WHAT YOU NEED TO DO: Identify each line containing the word "restore" and copy it.

Begin DATA IN THIS EXERCISE

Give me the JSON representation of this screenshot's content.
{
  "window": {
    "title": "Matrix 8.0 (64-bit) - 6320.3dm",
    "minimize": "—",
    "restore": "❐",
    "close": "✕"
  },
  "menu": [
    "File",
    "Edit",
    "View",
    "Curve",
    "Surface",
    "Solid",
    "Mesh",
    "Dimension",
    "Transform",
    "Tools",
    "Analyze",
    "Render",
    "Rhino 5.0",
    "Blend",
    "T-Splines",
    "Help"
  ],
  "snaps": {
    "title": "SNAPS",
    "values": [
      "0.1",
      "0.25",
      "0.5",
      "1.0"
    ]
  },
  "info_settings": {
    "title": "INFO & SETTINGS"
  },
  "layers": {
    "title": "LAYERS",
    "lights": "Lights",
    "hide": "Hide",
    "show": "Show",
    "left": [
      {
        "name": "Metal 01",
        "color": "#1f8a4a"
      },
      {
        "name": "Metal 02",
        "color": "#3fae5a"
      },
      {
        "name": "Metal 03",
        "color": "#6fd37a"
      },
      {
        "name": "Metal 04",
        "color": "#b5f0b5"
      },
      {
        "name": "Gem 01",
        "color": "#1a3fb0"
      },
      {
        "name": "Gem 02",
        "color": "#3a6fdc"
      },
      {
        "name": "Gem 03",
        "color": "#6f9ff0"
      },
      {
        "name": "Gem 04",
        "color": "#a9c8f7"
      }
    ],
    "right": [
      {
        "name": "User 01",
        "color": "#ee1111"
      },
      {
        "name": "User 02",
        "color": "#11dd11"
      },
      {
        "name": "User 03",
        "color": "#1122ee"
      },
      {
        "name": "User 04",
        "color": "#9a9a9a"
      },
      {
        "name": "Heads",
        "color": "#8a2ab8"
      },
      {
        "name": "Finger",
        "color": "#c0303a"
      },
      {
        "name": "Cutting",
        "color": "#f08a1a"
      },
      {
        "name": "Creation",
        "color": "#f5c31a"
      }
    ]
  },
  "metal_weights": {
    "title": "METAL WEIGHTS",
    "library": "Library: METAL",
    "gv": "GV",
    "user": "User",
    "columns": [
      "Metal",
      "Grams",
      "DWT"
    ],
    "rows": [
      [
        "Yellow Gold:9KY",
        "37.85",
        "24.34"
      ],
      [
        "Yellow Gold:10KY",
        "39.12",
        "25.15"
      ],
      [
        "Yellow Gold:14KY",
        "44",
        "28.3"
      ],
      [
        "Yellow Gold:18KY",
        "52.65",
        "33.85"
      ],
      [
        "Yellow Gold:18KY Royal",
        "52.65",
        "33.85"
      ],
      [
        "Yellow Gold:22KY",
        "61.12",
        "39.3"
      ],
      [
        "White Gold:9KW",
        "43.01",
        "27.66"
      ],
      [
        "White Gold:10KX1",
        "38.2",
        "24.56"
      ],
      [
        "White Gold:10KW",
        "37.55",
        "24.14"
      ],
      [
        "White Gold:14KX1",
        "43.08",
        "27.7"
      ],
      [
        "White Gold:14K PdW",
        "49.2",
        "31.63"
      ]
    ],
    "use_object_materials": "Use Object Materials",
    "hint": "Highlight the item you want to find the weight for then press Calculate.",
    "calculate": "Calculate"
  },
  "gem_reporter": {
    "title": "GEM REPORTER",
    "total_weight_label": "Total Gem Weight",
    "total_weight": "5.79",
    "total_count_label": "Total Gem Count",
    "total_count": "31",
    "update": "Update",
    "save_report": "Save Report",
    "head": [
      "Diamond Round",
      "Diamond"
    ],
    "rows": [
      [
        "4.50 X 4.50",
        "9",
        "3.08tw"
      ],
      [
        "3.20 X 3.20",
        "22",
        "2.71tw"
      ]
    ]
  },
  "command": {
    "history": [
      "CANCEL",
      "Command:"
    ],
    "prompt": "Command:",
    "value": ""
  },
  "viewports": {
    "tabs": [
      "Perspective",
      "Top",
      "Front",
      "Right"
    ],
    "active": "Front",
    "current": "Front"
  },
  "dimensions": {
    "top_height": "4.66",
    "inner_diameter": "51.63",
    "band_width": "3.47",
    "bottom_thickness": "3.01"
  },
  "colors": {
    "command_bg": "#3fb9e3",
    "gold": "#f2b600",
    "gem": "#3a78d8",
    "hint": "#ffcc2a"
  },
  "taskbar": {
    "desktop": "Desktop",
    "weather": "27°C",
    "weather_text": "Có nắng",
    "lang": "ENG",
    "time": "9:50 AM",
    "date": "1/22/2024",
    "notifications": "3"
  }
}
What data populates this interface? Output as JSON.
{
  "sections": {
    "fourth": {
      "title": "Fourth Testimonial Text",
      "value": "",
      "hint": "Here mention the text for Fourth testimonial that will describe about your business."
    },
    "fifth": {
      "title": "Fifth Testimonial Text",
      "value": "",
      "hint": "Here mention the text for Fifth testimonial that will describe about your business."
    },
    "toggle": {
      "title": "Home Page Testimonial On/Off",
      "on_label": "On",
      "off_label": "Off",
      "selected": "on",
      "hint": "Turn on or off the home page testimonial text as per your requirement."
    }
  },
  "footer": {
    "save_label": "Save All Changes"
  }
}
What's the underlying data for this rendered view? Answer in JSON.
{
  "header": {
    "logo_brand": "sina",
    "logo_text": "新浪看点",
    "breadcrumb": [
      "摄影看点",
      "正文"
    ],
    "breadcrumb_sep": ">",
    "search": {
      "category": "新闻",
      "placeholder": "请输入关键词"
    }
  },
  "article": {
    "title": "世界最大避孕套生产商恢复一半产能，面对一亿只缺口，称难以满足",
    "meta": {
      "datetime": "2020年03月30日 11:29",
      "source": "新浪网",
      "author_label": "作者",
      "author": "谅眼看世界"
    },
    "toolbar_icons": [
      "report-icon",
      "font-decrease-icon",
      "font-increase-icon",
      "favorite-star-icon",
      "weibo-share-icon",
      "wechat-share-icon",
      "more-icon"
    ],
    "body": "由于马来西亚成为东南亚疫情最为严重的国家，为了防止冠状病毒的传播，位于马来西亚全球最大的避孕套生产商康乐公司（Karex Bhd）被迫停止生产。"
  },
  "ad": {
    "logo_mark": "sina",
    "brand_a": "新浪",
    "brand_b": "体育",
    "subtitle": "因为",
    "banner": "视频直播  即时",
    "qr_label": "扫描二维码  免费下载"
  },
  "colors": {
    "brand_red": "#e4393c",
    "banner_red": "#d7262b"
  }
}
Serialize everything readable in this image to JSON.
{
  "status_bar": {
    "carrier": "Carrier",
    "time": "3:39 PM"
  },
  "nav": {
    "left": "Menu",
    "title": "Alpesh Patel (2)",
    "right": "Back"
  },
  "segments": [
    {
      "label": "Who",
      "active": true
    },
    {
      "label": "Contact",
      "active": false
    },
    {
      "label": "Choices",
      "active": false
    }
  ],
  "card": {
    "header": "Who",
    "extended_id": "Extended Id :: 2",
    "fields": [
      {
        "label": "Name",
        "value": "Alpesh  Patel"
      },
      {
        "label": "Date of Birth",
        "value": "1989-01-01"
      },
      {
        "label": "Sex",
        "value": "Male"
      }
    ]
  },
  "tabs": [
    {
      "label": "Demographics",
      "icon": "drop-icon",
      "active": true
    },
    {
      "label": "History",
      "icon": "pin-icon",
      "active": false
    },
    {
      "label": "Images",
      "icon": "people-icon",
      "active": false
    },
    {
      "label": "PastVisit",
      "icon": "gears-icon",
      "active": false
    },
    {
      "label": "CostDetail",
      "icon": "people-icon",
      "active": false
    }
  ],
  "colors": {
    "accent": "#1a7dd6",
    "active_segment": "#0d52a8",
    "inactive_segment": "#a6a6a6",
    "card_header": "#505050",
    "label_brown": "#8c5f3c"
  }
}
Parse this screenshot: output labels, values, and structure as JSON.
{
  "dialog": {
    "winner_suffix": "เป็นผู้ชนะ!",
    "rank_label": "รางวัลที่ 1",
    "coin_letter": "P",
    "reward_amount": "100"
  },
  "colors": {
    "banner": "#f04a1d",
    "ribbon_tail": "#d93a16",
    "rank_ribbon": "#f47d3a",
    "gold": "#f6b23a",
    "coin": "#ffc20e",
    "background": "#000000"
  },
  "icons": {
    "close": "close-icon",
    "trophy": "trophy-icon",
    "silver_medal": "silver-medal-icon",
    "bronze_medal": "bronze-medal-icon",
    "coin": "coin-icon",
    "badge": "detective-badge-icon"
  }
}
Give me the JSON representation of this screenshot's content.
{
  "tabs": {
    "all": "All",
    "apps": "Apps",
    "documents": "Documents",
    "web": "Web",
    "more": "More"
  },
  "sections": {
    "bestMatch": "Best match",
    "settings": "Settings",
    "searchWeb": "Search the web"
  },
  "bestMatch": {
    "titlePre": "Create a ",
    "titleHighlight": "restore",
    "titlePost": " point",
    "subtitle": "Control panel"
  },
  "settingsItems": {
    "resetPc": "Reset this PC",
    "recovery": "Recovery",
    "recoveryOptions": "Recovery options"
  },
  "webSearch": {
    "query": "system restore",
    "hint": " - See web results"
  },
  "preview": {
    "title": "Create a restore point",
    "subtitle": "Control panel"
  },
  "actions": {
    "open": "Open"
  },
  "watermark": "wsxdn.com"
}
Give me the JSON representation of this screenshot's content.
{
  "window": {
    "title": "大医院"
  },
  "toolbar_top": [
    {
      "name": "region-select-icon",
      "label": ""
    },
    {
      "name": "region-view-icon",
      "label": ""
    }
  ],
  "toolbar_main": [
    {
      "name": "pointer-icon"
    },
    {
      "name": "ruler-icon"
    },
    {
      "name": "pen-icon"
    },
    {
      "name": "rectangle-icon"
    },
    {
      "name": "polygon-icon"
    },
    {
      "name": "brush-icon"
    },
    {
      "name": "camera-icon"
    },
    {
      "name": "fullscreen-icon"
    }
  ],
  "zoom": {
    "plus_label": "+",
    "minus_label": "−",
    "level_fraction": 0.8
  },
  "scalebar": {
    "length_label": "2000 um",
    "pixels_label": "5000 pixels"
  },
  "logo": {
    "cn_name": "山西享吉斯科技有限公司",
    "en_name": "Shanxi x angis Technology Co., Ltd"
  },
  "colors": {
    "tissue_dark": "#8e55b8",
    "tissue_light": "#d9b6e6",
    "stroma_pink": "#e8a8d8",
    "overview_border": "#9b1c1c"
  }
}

End DATA IN THIS EXERCISE

TASK OUTPUT:
    "restore": "❐",
    "titleHighlight": "restore",
    "query": "system restore",
    "title": "Create a restore point",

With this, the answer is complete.